● What you are asked to do:
Across the entries below, count the lines in which the word "patient" occurs. Reply with the count alone.

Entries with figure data

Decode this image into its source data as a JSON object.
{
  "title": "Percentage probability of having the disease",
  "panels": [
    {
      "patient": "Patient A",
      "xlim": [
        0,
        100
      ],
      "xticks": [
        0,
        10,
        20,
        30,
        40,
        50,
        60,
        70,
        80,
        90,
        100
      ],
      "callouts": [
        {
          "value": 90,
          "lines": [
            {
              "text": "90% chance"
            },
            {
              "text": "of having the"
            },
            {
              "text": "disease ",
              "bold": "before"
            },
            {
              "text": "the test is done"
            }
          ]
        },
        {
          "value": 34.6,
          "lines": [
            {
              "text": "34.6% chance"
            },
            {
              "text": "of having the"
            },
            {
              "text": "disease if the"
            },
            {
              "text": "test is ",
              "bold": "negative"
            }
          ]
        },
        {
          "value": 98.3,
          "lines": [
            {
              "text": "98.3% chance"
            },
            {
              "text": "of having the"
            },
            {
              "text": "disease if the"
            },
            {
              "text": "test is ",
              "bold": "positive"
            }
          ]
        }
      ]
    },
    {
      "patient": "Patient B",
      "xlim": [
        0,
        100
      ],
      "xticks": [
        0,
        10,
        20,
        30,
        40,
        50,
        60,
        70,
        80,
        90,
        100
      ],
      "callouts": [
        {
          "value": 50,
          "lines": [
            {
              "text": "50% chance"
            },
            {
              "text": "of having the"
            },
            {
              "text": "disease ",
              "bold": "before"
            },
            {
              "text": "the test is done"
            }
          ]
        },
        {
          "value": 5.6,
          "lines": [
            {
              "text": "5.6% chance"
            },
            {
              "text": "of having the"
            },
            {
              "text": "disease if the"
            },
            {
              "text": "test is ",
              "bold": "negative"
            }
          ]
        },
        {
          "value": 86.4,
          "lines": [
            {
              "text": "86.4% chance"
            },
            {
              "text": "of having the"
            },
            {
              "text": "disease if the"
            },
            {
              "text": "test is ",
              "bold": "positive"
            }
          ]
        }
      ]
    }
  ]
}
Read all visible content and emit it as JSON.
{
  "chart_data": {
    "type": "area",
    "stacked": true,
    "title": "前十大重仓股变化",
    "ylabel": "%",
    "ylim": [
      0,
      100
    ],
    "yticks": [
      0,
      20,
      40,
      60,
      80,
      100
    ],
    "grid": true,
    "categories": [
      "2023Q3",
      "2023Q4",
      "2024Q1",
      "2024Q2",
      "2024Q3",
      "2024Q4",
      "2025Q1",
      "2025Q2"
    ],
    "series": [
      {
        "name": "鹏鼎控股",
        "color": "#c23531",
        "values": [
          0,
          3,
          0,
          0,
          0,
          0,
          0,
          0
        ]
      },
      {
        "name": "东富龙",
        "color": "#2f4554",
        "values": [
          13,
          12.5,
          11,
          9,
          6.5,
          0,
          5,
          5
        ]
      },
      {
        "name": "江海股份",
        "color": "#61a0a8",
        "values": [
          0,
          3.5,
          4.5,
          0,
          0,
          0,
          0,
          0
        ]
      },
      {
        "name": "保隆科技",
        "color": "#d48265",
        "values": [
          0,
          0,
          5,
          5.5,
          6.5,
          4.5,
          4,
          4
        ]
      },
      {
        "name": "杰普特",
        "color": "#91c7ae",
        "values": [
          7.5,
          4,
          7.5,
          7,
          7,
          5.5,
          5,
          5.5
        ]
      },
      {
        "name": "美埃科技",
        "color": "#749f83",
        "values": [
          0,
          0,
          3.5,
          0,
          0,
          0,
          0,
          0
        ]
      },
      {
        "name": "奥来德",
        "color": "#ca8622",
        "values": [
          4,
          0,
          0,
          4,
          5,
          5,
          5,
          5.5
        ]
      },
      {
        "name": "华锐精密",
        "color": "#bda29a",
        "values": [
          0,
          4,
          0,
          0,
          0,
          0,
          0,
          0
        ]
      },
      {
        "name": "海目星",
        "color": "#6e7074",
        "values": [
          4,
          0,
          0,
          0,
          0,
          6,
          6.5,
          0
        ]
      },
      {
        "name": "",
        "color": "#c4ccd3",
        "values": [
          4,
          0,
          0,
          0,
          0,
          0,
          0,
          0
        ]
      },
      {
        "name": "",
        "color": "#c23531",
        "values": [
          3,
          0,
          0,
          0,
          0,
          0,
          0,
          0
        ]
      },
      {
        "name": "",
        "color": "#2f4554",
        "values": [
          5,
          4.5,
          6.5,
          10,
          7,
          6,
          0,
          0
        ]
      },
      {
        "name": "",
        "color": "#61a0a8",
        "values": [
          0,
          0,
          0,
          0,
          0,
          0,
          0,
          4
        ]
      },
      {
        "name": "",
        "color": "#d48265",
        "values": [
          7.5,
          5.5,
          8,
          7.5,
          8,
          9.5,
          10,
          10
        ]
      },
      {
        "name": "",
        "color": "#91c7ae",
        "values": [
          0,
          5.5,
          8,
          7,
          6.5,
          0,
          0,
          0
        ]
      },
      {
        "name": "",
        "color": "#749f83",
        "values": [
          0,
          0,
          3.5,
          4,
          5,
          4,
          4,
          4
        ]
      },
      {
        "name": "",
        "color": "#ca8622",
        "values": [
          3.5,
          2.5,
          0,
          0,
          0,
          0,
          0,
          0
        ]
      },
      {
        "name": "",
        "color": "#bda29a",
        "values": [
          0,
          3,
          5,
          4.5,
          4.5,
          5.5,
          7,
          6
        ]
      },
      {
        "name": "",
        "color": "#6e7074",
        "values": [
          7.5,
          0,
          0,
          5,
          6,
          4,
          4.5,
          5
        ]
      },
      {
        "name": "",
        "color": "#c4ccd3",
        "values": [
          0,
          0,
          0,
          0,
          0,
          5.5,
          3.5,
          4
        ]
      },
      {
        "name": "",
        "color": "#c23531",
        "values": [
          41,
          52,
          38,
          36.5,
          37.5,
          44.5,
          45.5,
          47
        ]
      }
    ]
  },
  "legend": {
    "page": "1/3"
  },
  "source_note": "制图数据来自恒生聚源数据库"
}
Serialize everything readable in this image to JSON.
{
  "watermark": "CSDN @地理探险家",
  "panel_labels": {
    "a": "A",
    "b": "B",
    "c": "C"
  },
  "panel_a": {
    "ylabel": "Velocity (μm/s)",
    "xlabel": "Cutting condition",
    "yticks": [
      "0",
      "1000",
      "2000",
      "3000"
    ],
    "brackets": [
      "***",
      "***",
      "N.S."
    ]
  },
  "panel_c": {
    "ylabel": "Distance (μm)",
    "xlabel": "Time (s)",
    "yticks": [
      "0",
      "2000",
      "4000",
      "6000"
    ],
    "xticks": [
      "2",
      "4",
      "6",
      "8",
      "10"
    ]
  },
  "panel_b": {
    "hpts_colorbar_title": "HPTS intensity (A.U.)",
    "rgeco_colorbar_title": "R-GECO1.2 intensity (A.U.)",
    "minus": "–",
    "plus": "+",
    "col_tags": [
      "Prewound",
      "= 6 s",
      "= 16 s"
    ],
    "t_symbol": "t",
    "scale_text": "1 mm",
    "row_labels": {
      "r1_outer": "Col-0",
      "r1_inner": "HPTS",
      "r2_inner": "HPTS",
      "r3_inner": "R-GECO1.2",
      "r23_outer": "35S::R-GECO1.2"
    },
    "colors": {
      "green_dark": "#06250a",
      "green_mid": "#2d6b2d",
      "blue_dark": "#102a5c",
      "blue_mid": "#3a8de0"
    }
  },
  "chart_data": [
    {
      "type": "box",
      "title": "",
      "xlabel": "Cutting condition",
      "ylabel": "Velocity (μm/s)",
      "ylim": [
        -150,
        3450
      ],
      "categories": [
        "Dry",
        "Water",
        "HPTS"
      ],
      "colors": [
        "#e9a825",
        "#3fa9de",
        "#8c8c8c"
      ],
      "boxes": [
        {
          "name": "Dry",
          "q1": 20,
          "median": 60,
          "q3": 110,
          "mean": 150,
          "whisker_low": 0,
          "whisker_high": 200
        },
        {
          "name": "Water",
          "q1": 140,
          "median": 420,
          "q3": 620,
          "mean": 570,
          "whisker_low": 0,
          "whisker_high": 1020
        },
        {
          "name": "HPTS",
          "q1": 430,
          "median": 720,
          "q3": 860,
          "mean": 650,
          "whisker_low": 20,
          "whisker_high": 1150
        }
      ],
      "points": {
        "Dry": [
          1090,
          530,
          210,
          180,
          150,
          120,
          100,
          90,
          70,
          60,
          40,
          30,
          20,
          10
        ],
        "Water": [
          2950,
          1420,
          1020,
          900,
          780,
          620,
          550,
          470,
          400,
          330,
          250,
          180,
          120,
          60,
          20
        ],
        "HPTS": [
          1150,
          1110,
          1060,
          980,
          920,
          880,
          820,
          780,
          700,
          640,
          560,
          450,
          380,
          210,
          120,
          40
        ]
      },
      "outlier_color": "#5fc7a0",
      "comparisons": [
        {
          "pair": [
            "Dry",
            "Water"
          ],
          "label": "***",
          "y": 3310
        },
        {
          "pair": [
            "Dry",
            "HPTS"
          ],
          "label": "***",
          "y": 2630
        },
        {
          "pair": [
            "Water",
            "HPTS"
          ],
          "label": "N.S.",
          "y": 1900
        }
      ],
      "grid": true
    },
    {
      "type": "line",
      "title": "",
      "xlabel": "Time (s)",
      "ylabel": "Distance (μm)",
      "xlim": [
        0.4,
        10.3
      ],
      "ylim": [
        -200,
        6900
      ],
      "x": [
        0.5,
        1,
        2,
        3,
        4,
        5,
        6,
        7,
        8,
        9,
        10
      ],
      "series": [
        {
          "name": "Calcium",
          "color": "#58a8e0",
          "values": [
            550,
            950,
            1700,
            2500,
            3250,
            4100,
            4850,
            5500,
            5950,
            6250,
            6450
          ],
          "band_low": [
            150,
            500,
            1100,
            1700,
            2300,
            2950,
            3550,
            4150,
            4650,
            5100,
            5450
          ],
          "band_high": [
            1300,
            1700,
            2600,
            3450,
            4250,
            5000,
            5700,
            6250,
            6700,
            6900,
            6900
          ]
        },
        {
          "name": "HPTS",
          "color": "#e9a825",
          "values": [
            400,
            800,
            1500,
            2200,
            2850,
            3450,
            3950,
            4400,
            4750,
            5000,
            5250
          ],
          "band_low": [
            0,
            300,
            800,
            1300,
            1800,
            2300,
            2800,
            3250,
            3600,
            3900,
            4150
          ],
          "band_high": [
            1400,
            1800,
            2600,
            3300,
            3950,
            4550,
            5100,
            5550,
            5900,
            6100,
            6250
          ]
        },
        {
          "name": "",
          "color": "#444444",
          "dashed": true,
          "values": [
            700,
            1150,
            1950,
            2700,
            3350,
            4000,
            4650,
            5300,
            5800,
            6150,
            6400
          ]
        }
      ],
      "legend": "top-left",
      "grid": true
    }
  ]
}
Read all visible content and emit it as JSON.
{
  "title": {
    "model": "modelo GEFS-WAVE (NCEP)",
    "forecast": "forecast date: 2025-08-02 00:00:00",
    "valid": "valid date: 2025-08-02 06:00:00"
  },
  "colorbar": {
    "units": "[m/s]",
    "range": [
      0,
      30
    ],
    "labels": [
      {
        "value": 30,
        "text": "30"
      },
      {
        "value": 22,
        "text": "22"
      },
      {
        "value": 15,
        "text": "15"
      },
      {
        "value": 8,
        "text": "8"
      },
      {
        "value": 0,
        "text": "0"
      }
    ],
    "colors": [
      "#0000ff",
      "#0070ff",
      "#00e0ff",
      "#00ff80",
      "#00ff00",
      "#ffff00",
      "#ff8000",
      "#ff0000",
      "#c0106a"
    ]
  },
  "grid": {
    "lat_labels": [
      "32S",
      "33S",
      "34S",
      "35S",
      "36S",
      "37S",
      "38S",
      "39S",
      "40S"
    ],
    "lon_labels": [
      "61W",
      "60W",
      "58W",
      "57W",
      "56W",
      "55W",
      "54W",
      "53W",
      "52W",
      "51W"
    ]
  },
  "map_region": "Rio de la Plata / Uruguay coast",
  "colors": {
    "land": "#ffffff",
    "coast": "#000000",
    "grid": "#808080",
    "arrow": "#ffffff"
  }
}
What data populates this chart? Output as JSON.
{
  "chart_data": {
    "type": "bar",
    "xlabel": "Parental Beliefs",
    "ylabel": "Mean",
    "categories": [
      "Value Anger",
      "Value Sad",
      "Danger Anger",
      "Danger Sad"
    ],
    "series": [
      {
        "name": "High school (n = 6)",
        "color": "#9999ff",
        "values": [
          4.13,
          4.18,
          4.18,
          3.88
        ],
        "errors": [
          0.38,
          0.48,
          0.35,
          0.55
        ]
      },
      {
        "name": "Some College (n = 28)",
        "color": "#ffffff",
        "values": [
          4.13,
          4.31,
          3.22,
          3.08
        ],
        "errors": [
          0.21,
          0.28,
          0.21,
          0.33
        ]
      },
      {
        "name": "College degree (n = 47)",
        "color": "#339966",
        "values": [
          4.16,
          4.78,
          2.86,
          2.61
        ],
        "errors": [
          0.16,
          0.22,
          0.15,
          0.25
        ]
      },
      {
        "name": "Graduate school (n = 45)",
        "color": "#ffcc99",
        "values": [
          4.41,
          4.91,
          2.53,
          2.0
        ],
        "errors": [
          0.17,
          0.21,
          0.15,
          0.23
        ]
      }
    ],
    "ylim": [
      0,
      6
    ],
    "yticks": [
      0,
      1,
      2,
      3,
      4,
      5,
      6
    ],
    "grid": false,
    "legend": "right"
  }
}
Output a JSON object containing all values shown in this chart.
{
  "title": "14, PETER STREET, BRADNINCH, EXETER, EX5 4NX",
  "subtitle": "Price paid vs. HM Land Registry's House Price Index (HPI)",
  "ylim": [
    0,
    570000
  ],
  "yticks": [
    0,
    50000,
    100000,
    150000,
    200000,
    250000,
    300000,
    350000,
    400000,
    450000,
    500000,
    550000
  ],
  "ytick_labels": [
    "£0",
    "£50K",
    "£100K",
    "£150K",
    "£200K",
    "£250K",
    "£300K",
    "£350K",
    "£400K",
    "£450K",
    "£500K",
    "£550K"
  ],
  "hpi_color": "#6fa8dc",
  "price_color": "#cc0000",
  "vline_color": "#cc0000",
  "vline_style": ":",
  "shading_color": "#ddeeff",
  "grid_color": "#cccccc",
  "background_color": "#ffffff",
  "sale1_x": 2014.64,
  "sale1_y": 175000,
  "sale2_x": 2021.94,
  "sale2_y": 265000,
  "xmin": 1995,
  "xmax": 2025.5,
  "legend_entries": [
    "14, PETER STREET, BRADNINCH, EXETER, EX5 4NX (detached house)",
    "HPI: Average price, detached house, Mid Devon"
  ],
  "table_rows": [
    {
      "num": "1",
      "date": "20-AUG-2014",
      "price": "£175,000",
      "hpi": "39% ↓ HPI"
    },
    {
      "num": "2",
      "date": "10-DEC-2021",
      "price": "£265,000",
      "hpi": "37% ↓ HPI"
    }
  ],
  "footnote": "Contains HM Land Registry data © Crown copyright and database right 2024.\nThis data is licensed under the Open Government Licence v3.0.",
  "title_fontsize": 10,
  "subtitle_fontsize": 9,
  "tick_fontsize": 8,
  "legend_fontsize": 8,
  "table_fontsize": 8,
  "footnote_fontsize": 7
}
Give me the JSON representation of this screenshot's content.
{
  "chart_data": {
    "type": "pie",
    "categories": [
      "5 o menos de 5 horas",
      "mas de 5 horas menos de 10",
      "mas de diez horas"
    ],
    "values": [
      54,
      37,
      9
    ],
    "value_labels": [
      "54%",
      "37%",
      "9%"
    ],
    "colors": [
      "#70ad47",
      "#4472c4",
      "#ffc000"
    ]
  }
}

● Answer in full:
2